Repeat the records below exactly as they appear.

▬▬▬▬▬▬

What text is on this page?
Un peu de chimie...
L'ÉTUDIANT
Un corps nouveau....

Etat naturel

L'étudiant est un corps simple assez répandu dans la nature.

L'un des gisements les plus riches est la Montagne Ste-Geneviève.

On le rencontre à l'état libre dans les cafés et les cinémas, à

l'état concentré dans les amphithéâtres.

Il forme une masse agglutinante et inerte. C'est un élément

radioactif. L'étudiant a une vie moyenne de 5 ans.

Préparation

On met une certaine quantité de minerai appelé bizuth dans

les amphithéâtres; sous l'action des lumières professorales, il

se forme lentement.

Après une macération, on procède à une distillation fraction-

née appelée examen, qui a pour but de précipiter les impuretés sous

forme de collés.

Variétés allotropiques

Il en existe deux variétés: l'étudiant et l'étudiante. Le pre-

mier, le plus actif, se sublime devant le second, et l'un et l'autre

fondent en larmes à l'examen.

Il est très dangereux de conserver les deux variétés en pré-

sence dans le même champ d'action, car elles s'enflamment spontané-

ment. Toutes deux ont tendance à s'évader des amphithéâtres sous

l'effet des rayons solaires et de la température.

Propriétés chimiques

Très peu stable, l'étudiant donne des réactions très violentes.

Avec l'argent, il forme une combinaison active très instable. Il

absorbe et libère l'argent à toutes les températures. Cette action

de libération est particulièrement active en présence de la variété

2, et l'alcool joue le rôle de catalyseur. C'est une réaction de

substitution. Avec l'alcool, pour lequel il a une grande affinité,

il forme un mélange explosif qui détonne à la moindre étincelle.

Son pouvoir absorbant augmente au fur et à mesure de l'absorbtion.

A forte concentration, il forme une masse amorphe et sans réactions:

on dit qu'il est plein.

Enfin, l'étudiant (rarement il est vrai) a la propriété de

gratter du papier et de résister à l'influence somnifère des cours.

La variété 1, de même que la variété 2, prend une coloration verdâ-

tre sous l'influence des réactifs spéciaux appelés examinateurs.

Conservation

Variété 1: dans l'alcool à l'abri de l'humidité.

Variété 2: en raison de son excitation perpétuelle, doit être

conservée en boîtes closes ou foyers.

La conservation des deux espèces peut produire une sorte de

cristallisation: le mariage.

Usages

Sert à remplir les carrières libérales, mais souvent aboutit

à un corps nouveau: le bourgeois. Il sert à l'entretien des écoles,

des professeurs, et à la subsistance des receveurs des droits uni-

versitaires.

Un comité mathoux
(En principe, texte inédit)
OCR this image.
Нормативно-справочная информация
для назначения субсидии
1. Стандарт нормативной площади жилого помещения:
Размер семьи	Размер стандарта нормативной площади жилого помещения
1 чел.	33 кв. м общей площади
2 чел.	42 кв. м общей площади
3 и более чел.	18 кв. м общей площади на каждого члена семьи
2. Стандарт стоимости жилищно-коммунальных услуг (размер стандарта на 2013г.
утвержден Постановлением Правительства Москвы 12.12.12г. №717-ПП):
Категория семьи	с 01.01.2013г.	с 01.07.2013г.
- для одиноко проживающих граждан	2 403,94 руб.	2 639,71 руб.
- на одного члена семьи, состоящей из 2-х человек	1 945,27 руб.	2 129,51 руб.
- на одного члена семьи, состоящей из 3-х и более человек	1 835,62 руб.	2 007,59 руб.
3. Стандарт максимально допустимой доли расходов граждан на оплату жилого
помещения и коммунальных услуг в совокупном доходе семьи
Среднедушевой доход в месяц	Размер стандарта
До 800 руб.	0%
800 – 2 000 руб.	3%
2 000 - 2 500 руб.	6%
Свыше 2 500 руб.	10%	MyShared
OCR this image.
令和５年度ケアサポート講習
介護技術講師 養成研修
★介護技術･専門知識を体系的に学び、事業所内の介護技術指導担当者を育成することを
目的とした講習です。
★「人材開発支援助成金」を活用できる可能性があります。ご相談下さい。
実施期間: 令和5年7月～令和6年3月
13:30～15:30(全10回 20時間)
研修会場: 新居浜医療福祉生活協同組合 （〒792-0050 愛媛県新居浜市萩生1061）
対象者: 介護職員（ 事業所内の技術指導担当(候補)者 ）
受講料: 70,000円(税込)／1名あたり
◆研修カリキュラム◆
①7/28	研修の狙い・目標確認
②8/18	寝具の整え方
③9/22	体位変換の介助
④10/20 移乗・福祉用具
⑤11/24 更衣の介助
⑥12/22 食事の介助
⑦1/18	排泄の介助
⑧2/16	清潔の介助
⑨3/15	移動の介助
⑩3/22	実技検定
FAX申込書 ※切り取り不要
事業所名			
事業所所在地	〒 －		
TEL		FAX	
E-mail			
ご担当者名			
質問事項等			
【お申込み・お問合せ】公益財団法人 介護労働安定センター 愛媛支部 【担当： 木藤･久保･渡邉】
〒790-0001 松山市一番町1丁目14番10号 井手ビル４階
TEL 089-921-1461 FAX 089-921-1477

▬▬▬▬▬▬

**Solution for this problem:**
What text is on this page?
Un peu de chimie...
L'ÉTUDIANT
Un corps nouveau....

Etat naturel

L'étudiant est un corps simple assez répandu dans la nature.

L'un des gisements les plus riches est la Montagne Ste-Geneviève.

On le rencontre à l'état libre dans les cafés et les cinémas, à

l'état concentré dans les amphithéâtres.

Il forme une masse agglutinante et inerte. C'est un élément

radioactif. L'étudiant a une vie moyenne de 5 ans.

Préparation

On met une certaine quantité de minerai appelé bizuth dans

les amphithéâtres; sous l'action des lumières professorales, il

se forme lentement.

Après une macération, on procède à une distillation fraction-

née appelée examen, qui a pour but de précipiter les impuretés sous

forme de collés.

Variétés allotropiques

Il en existe deux variétés: l'étudiant et l'étudiante. Le pre-

mier, le plus actif, se sublime devant le second, et l'un et l'autre

fondent en larmes à l'examen.

Il est très dangereux de conserver les deux variétés en pré-

sence dans le même champ d'action, car elles s'enflamment spontané-

ment. Toutes deux ont tendance à s'évader des amphithéâtres sous

l'effet des rayons solaires et de la température.

Propriétés chimiques

Très peu stable, l'étudiant donne des réactions très violentes.

Avec l'argent, il forme une combinaison active très instable. Il

absorbe et libère l'argent à toutes les températures. Cette action

de libération est particulièrement active en présence de la variété

2, et l'alcool joue le rôle de catalyseur. C'est une réaction de

substitution. Avec l'alcool, pour lequel il a une grande affinité,

il forme un mélange explosif qui détonne à la moindre étincelle.

Son pouvoir absorbant augmente au fur et à mesure de l'absorbtion.

A forte concentration, il forme une masse amorphe et sans réactions:

on dit qu'il est plein.

Enfin, l'étudiant (rarement il est vrai) a la propriété de

gratter du papier et de résister à l'influence somnifère des cours.

La variété 1, de même que la variété 2, prend une coloration verdâ-

tre sous l'influence des réactifs spéciaux appelés examinateurs.

Conservation

Variété 1: dans l'alcool à l'abri de l'humidité.

Variété 2: en raison de son excitation perpétuelle, doit être

conservée en boîtes closes ou foyers.

La conservation des deux espèces peut produire une sorte de

cristallisation: le mariage.

Usages

Sert à remplir les carrières libérales, mais souvent aboutit

à un corps nouveau: le bourgeois. Il sert à l'entretien des écoles,

des professeurs, et à la subsistance des receveurs des droits uni-

versitaires.

Un comité mathoux
(En principe, texte inédit)
OCR this image.
Нормативно-справочная информация
для назначения субсидии
1. Стандарт нормативной площади жилого помещения:
Размер семьи	Размер стандарта нормативной площади жилого помещения
1 чел.	33 кв. м общей площади
2 чел.	42 кв. м общей площади
3 и более чел.	18 кв. м общей площади на каждого члена семьи
2. Стандарт стоимости жилищно-коммунальных услуг (размер стандарта на 2013г.
утвержден Постановлением Правительства Москвы 12.12.12г. №717-ПП):
Категория семьи	с 01.01.2013г.	с 01.07.2013г.
- для одиноко проживающих граждан	2 403,94 руб.	2 639,71 руб.
- на одного члена семьи, состоящей из 2-х человек	1 945,27 руб.	2 129,51 руб.
- на одного члена семьи, состоящей из 3-х и более человек	1 835,62 руб.	2 007,59 руб.
3. Стандарт максимально допустимой доли расходов граждан на оплату жилого
помещения и коммунальных услуг в совокупном доходе семьи
Среднедушевой доход в месяц	Размер стандарта
До 800 руб.	0%
800 – 2 000 руб.	3%
2 000 - 2 500 руб.	6%
Свыше 2 500 руб.	10%	MyShared
OCR this image.
令和５年度ケアサポート講習
介護技術講師 養成研修
★介護技術･専門知識を体系的に学び、事業所内の介護技術指導担当者を育成することを
目的とした講習です。
★「人材開発支援助成金」を活用できる可能性があります。ご相談下さい。
実施期間: 令和5年7月～令和6年3月
13:30～15:30(全10回 20時間)
研修会場: 新居浜医療福祉生活協同組合 （〒792-0050 愛媛県新居浜市萩生1061）
対象者: 介護職員（ 事業所内の技術指導担当(候補)者 ）
受講料: 70,000円(税込)／1名あたり
◆研修カリキュラム◆
①7/28	研修の狙い・目標確認
②8/18	寝具の整え方
③9/22	体位変換の介助
④10/20 移乗・福祉用具
⑤11/24 更衣の介助
⑥12/22 食事の介助
⑦1/18	排泄の介助
⑧2/16	清潔の介助
⑨3/15	移動の介助
⑩3/22	実技検定
FAX申込書 ※切り取り不要
事業所名			
事業所所在地	〒 －		
TEL		FAX	
E-mail			
ご担当者名			
質問事項等			
【お申込み・お問合せ】公益財団法人 介護労働安定センター 愛媛支部 【担当： 木藤･久保･渡邉】
〒790-0001 松山市一番町1丁目14番10号 井手ビル４階
TEL 089-921-1461 FAX 089-921-1477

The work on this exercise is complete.